* **SET TASK**: Single out the lines of the material that contain "programare" and copy them.

━━━ EXERCISE DATA

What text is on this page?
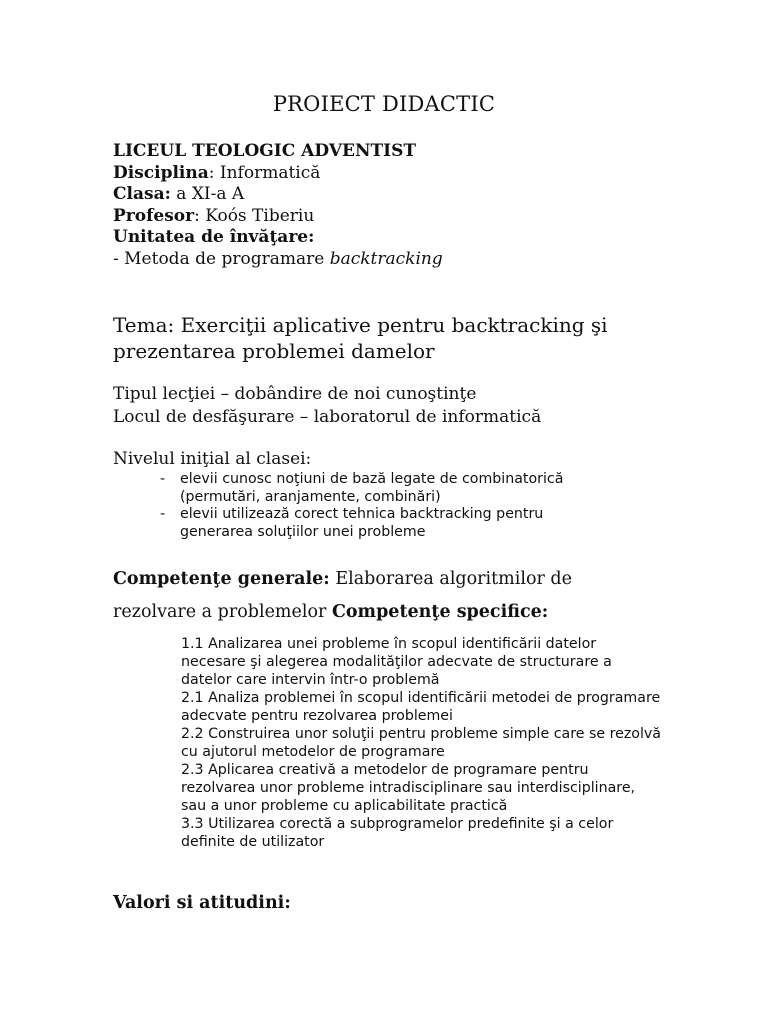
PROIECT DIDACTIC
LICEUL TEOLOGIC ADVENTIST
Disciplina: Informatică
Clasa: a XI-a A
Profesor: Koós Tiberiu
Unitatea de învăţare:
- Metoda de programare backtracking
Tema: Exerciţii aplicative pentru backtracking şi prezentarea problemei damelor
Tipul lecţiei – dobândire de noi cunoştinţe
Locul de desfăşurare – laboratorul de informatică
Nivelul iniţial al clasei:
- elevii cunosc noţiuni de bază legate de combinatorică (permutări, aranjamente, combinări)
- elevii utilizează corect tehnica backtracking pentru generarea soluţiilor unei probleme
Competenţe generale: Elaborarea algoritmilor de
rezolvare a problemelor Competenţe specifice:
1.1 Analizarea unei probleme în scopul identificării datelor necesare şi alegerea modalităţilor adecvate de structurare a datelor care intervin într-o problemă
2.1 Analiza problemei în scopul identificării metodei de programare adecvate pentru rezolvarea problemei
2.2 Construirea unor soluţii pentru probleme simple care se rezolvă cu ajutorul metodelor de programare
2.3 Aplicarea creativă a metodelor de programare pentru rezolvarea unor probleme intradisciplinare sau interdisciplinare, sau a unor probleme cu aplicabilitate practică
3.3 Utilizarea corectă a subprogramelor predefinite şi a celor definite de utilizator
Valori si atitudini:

━━━━━━

* **RESPONSE TO THIS EXERCISE**:
- Metoda de programare backtracking
2.1 Analiza problemei în scopul identificării metodei de programare adecvate pentru rezolvarea problemei
2.2 Construirea unor soluţii pentru probleme simple care se rezolvă cu ajutorul metodelor de programare
2.3 Aplicarea creativă a metodelor de programare pentru rezolvarea unor probleme intradisciplinare sau interdisciplinare, sau a unor probleme cu aplicabilitate practică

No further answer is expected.